→ **WHAT TO PRODUCE**
Pull every line containing the word "terminal" from the records.

→ **RECORDS PROVIDED**
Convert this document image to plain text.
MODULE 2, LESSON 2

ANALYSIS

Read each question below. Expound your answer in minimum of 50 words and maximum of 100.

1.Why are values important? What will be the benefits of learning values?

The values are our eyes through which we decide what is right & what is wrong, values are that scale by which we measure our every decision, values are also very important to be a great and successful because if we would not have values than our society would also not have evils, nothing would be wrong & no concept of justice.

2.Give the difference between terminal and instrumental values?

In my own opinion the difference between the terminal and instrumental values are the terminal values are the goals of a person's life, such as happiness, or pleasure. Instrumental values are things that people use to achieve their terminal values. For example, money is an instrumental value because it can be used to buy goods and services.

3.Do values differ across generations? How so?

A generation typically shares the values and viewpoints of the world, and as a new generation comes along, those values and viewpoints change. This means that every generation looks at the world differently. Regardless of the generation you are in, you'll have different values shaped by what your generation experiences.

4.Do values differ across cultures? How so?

→ **COMPLETED TASK**
2.Give the difference between terminal and instrumental values?
In my own opinion the difference between the terminal and instrumental values are the terminal values are the goals of a person's life, such as happiness, or pleasure. Instrumental values are things that people use to achieve their terminal values. For example, money is an instrumental value because it can be used to buy goods and services.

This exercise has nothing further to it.